▶ **Record extracts**
%%
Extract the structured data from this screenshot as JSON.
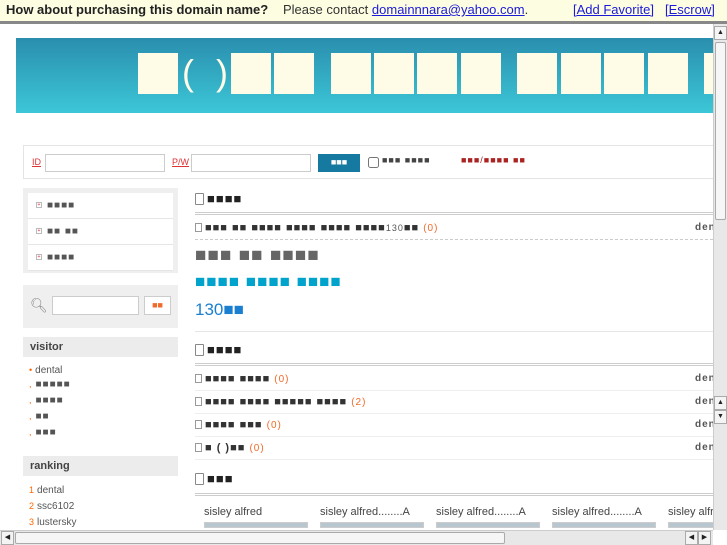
{
  "topbar": {
    "question": "How about purchasing this domain name?",
    "contact": "Please contact",
    "email": "domainnnara@yahoo.com",
    "period": ".",
    "add_favorite": "[Add Favorite]",
    "escrow": "[Escrow]"
  },
  "banner": {
    "paren_open": "(",
    "paren_close": ")"
  },
  "login": {
    "id_label": "ID",
    "pw_label": "P/W",
    "login_button": "■■■",
    "remember": "■■■ ■■■■",
    "join_links": "■■■/■■■■ ■■"
  },
  "sidebar": {
    "menu": [
      "■■■■",
      "■■ ■■",
      "■■■■"
    ],
    "search_button": "■■",
    "visitor_title": "visitor",
    "visitors": [
      "dental",
      "■■■■■",
      "■■■■",
      "■■",
      "■■■"
    ],
    "ranking_title": "ranking",
    "ranking": [
      {
        "rank": "1",
        "name": "dental"
      },
      {
        "rank": "2",
        "name": "ssc6102"
      },
      {
        "rank": "3",
        "name": "lustersky"
      }
    ]
  },
  "main": {
    "section1_title": "■■■■",
    "featured_row": {
      "title": "■■■ ■■ ■■■■ ■■■■ ■■■■ ■■■■",
      "num": "130",
      "suffix": "■■",
      "count": "(0)",
      "author": "dental"
    },
    "featured_big": "■■■ ■■ ■■■■",
    "featured_sub": "■■■■ ■■■■ ■■■■",
    "featured_num": "130",
    "featured_num_suffix": "■■",
    "section2_title": "■■■■",
    "rows": [
      {
        "title": "■■■■ ■■■■",
        "count": "(0)",
        "author": "dental"
      },
      {
        "title": "■■■■ ■■■■ ■■■■■ ■■■■",
        "count": "(2)",
        "author": "dental"
      },
      {
        "title": "■■■■ ■■■",
        "count": "(0)",
        "author": "dental"
      },
      {
        "title": "■ ( )■■",
        "count": "(0)",
        "author": "dental"
      }
    ],
    "section3_title": "■■■",
    "gallery": [
      "sisley alfred",
      "sisley alfred........A",
      "sisley alfred........A",
      "sisley alfred........A",
      "sisley alfred"
    ]
  },
  "colors": {
    "banner_top": "#2a8eae",
    "banner_bottom": "#3cc7d7",
    "accent_orange": "#f26a2a",
    "link_blue": "#1a1ad8"
  }
}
%%
▶ **Description of the task**
Quote the records above in full, dropping each picture.

▶ **Answer to the task**
Extract the structured data from this screenshot as JSON.
{
  "topbar": {
    "question": "How about purchasing this domain name?",
    "contact": "Please contact",
    "email": "domainnnara@yahoo.com",
    "period": ".",
    "add_favorite": "[Add Favorite]",
    "escrow": "[Escrow]"
  },
  "banner": {
    "paren_open": "(",
    "paren_close": ")"
  },
  "login": {
    "id_label": "ID",
    "pw_label": "P/W",
    "login_button": "■■■",
    "remember": "■■■ ■■■■",
    "join_links": "■■■/■■■■ ■■"
  },
  "sidebar": {
    "menu": [
      "■■■■",
      "■■ ■■",
      "■■■■"
    ],
    "search_button": "■■",
    "visitor_title": "visitor",
    "visitors": [
      "dental",
      "■■■■■",
      "■■■■",
      "■■",
      "■■■"
    ],
    "ranking_title": "ranking",
    "ranking": [
      {
        "rank": "1",
        "name": "dental"
      },
      {
        "rank": "2",
        "name": "ssc6102"
      },
      {
        "rank": "3",
        "name": "lustersky"
      }
    ]
  },
  "main": {
    "section1_title": "■■■■",
    "featured_row": {
      "title": "■■■ ■■ ■■■■ ■■■■ ■■■■ ■■■■",
      "num": "130",
      "suffix": "■■",
      "count": "(0)",
      "author": "dental"
    },
    "featured_big": "■■■ ■■ ■■■■",
    "featured_sub": "■■■■ ■■■■ ■■■■",
    "featured_num": "130",
    "featured_num_suffix": "■■",
    "section2_title": "■■■■",
    "rows": [
      {
        "title": "■■■■ ■■■■",
        "count": "(0)",
        "author": "dental"
      },
      {
        "title": "■■■■ ■■■■ ■■■■■ ■■■■",
        "count": "(2)",
        "author": "dental"
      },
      {
        "title": "■■■■ ■■■",
        "count": "(0)",
        "author": "dental"
      },
      {
        "title": "■ ( )■■",
        "count": "(0)",
        "author": "dental"
      }
    ],
    "section3_title": "■■■",
    "gallery": [
      "sisley alfred",
      "sisley alfred........A",
      "sisley alfred........A",
      "sisley alfred........A",
      "sisley alfred"
    ]
  },
  "colors": {
    "banner_top": "#2a8eae",
    "banner_bottom": "#3cc7d7",
    "accent_orange": "#f26a2a",
    "link_blue": "#1a1ad8"
  }
}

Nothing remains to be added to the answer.